[Recorded information]
_ _ _ _ _

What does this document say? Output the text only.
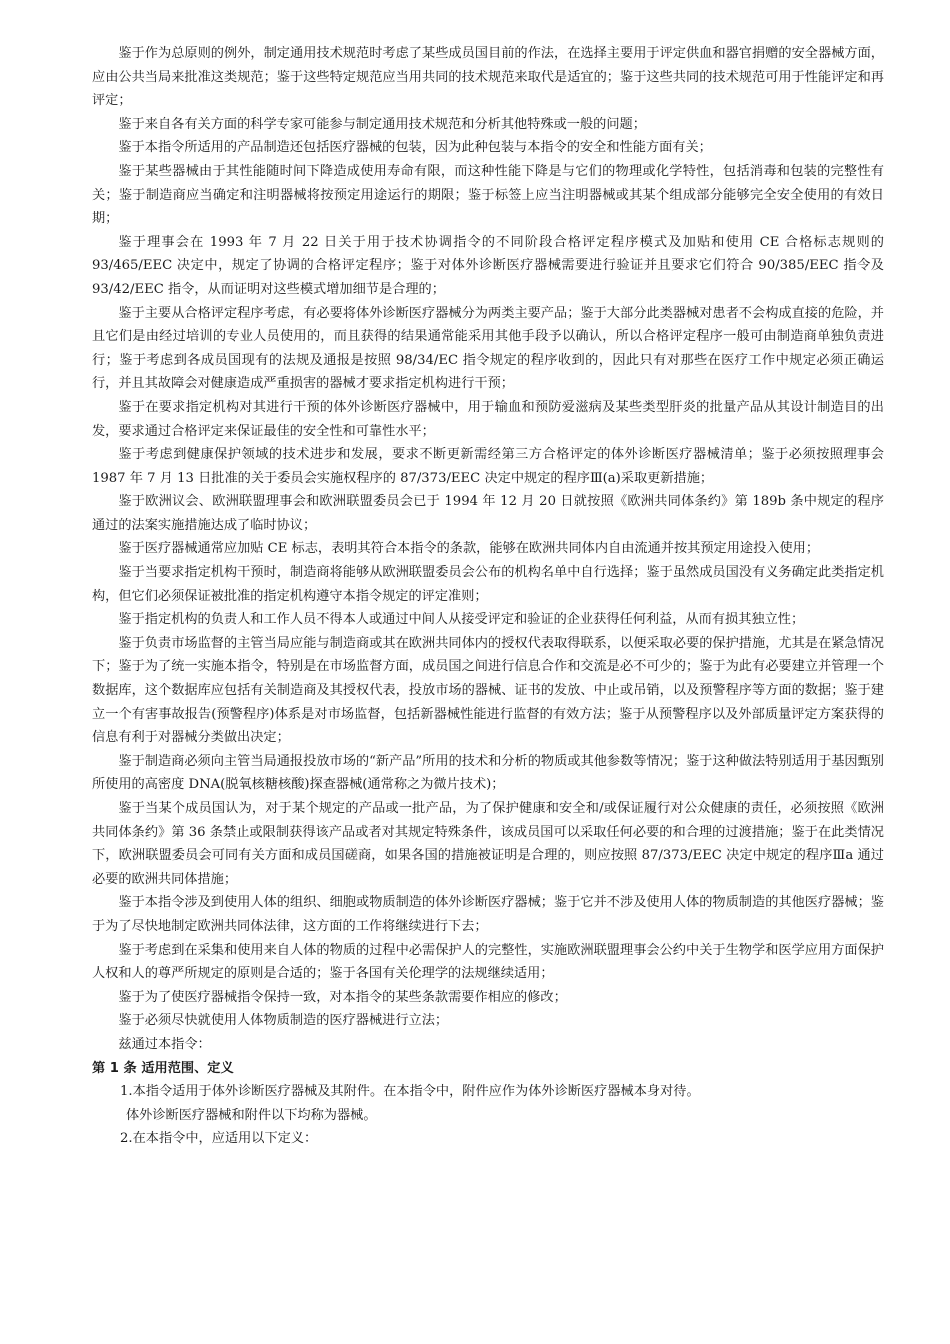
鉴于作为总原则的例外，制定通用技术规范时考虑了某些成员国目前的作法，在选择主要用于评定供血和器官捐赠的安全器械方面，应由公共当局来批准这类规范；鉴于这些特定规范应当用共同的技术规范来取代是适宜的；鉴于这些共同的技术规范可用于性能评定和再评定；

鉴于来自各有关方面的科学专家可能参与制定通用技术规范和分析其他特殊或一般的问题；

鉴于本指令所适用的产品制造还包括医疗器械的包装，因为此种包装与本指令的安全和性能方面有关；

鉴于某些器械由于其性能随时间下降造成使用寿命有限，而这种性能下降是与它们的物理或化学特性，包括消毒和包装的完整性有关；鉴于制造商应当确定和注明器械将按预定用途运行的期限；鉴于标签上应当注明器械或其某个组成部分能够完全安全使用的有效日期；

鉴于理事会在 1993 年 7 月 22 日关于用于技术协调指令的不同阶段合格评定程序模式及加贴和使用 CE 合格标志规则的 93/465/EEC 决定中，规定了协调的合格评定程序；鉴于对体外诊断医疗器械需要进行验证并且要求它们符合 90/385/EEC 指令及 93/42/EEC 指令，从而证明对这些模式增加细节是合理的；

鉴于主要从合格评定程序考虑，有必要将体外诊断医疗器械分为两类主要产品；鉴于大部分此类器械对患者不会构成直接的危险，并且它们是由经过培训的专业人员使用的，而且获得的结果通常能采用其他手段予以确认，所以合格评定程序一般可由制造商单独负责进行；鉴于考虑到各成员国现有的法规及通报是按照 98/34/EC 指令规定的程序收到的，因此只有对那些在医疗工作中规定必须正确运行，并且其故障会对健康造成严重损害的器械才要求指定机构进行干预；

鉴于在要求指定机构对其进行干预的体外诊断医疗器械中，用于输血和预防爱滋病及某些类型肝炎的批量产品从其设计制造目的出发，要求通过合格评定来保证最佳的安全性和可靠性水平；

鉴于考虑到健康保护领域的技术进步和发展，要求不断更新需经第三方合格评定的体外诊断医疗器械清单；鉴于必须按照理事会 1987 年 7 月 13 日批准的关于委员会实施权程序的 87/373/EEC 决定中规定的程序Ⅲ(a)采取更新措施；

鉴于欧洲议会、欧洲联盟理事会和欧洲联盟委员会已于 1994 年 12 月 20 日就按照《欧洲共同体条约》第 189b 条中规定的程序通过的法案实施措施达成了临时协议；

鉴于医疗器械通常应加贴 CE 标志，表明其符合本指令的条款，能够在欧洲共同体内自由流通并按其预定用途投入使用；

鉴于当要求指定机构干预时，制造商将能够从欧洲联盟委员会公布的机构名单中自行选择；鉴于虽然成员国没有义务确定此类指定机构，但它们必须保证被批准的指定机构遵守本指令规定的评定准则；

鉴于指定机构的负责人和工作人员不得本人或通过中间人从接受评定和验证的企业获得任何利益，从而有损其独立性；

鉴于负责市场监督的主管当局应能与制造商或其在欧洲共同体内的授权代表取得联系，以便采取必要的保护措施，尤其是在紧急情况下；鉴于为了统一实施本指令，特别是在市场监督方面，成员国之间进行信息合作和交流是必不可少的；鉴于为此有必要建立并管理一个数据库，这个数据库应包括有关制造商及其授权代表，投放市场的器械、证书的发放、中止或吊销，以及预警程序等方面的数据；鉴于建立一个有害事故报告(预警程序)体系是对市场监督，包括新器械性能进行监督的有效方法；鉴于从预警程序以及外部质量评定方案获得的信息有利于对器械分类做出决定；

鉴于制造商必须向主管当局通报投放市场的“新产品”所用的技术和分析的物质或其他参数等情况；鉴于这种做法特别适用于基因甄别所使用的高密度 DNA(脱氧核糖核酸)探查器械(通常称之为微片技术)；

鉴于当某个成员国认为，对于某个规定的产品或一批产品，为了保护健康和安全和/或保证履行对公众健康的责任，必须按照《欧洲共同体条约》第 36 条禁止或限制获得该产品或者对其规定特殊条件，该成员国可以采取任何必要的和合理的过渡措施；鉴于在此类情况下，欧洲联盟委员会可同有关方面和成员国磋商，如果各国的措施被证明是合理的，则应按照 87/373/EEC 决定中规定的程序Ⅲa 通过必要的欧洲共同体措施；

鉴于本指令涉及到使用人体的组织、细胞或物质制造的体外诊断医疗器械；鉴于它并不涉及使用人体的物质制造的其他医疗器械；鉴于为了尽快地制定欧洲共同体法律，这方面的工作将继续进行下去；

鉴于考虑到在采集和使用来自人体的物质的过程中必需保护人的完整性，实施欧洲联盟理事会公约中关于生物学和医学应用方面保护人权和人的尊严所规定的原则是合适的；鉴于各国有关伦理学的法规继续适用；

鉴于为了使医疗器械指令保持一致，对本指令的某些条款需要作相应的修改；

鉴于必须尽快就使用人体物质制造的医疗器械进行立法；

兹通过本指令：

第 1 条 适用范围、定义

1.本指令适用于体外诊断医疗器械及其附件。在本指令中，附件应作为体外诊断医疗器械本身对待。

体外诊断医疗器械和附件以下均称为器械。

2.在本指令中，应适用以下定义：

_ _ _ _ _

[Written instruction]
Restate each of the entries above word for word and skip every image.

[Complete output]
What does this document say? Output the text only.
鉴于作为总原则的例外，制定通用技术规范时考虑了某些成员国目前的作法，在选择主要用于评定供血和器官捐赠的安全器械方面，应由公共当局来批准这类规范；鉴于这些特定规范应当用共同的技术规范来取代是适宜的；鉴于这些共同的技术规范可用于性能评定和再评定；

鉴于来自各有关方面的科学专家可能参与制定通用技术规范和分析其他特殊或一般的问题；

鉴于本指令所适用的产品制造还包括医疗器械的包装，因为此种包装与本指令的安全和性能方面有关；

鉴于某些器械由于其性能随时间下降造成使用寿命有限，而这种性能下降是与它们的物理或化学特性，包括消毒和包装的完整性有关；鉴于制造商应当确定和注明器械将按预定用途运行的期限；鉴于标签上应当注明器械或其某个组成部分能够完全安全使用的有效日期；

鉴于理事会在 1993 年 7 月 22 日关于用于技术协调指令的不同阶段合格评定程序模式及加贴和使用 CE 合格标志规则的 93/465/EEC 决定中，规定了协调的合格评定程序；鉴于对体外诊断医疗器械需要进行验证并且要求它们符合 90/385/EEC 指令及 93/42/EEC 指令，从而证明对这些模式增加细节是合理的；

鉴于主要从合格评定程序考虑，有必要将体外诊断医疗器械分为两类主要产品；鉴于大部分此类器械对患者不会构成直接的危险，并且它们是由经过培训的专业人员使用的，而且获得的结果通常能采用其他手段予以确认，所以合格评定程序一般可由制造商单独负责进行；鉴于考虑到各成员国现有的法规及通报是按照 98/34/EC 指令规定的程序收到的，因此只有对那些在医疗工作中规定必须正确运行，并且其故障会对健康造成严重损害的器械才要求指定机构进行干预；

鉴于在要求指定机构对其进行干预的体外诊断医疗器械中，用于输血和预防爱滋病及某些类型肝炎的批量产品从其设计制造目的出发，要求通过合格评定来保证最佳的安全性和可靠性水平；

鉴于考虑到健康保护领域的技术进步和发展，要求不断更新需经第三方合格评定的体外诊断医疗器械清单；鉴于必须按照理事会 1987 年 7 月 13 日批准的关于委员会实施权程序的 87/373/EEC 决定中规定的程序Ⅲ(a)采取更新措施；

鉴于欧洲议会、欧洲联盟理事会和欧洲联盟委员会已于 1994 年 12 月 20 日就按照《欧洲共同体条约》第 189b 条中规定的程序通过的法案实施措施达成了临时协议；

鉴于医疗器械通常应加贴 CE 标志，表明其符合本指令的条款，能够在欧洲共同体内自由流通并按其预定用途投入使用；

鉴于当要求指定机构干预时，制造商将能够从欧洲联盟委员会公布的机构名单中自行选择；鉴于虽然成员国没有义务确定此类指定机构，但它们必须保证被批准的指定机构遵守本指令规定的评定准则；

鉴于指定机构的负责人和工作人员不得本人或通过中间人从接受评定和验证的企业获得任何利益，从而有损其独立性；

鉴于负责市场监督的主管当局应能与制造商或其在欧洲共同体内的授权代表取得联系，以便采取必要的保护措施，尤其是在紧急情况下；鉴于为了统一实施本指令，特别是在市场监督方面，成员国之间进行信息合作和交流是必不可少的；鉴于为此有必要建立并管理一个数据库，这个数据库应包括有关制造商及其授权代表，投放市场的器械、证书的发放、中止或吊销，以及预警程序等方面的数据；鉴于建立一个有害事故报告(预警程序)体系是对市场监督，包括新器械性能进行监督的有效方法；鉴于从预警程序以及外部质量评定方案获得的信息有利于对器械分类做出决定；

鉴于制造商必须向主管当局通报投放市场的“新产品”所用的技术和分析的物质或其他参数等情况；鉴于这种做法特别适用于基因甄别所使用的高密度 DNA(脱氧核糖核酸)探查器械(通常称之为微片技术)；

鉴于当某个成员国认为，对于某个规定的产品或一批产品，为了保护健康和安全和/或保证履行对公众健康的责任，必须按照《欧洲共同体条约》第 36 条禁止或限制获得该产品或者对其规定特殊条件，该成员国可以采取任何必要的和合理的过渡措施；鉴于在此类情况下，欧洲联盟委员会可同有关方面和成员国磋商，如果各国的措施被证明是合理的，则应按照 87/373/EEC 决定中规定的程序Ⅲa 通过必要的欧洲共同体措施；

鉴于本指令涉及到使用人体的组织、细胞或物质制造的体外诊断医疗器械；鉴于它并不涉及使用人体的物质制造的其他医疗器械；鉴于为了尽快地制定欧洲共同体法律，这方面的工作将继续进行下去；

鉴于考虑到在采集和使用来自人体的物质的过程中必需保护人的完整性，实施欧洲联盟理事会公约中关于生物学和医学应用方面保护人权和人的尊严所规定的原则是合适的；鉴于各国有关伦理学的法规继续适用；

鉴于为了使医疗器械指令保持一致，对本指令的某些条款需要作相应的修改；

鉴于必须尽快就使用人体物质制造的医疗器械进行立法；

兹通过本指令：

第 1 条 适用范围、定义

1.本指令适用于体外诊断医疗器械及其附件。在本指令中，附件应作为体外诊断医疗器械本身对待。

体外诊断医疗器械和附件以下均称为器械。

2.在本指令中，应适用以下定义：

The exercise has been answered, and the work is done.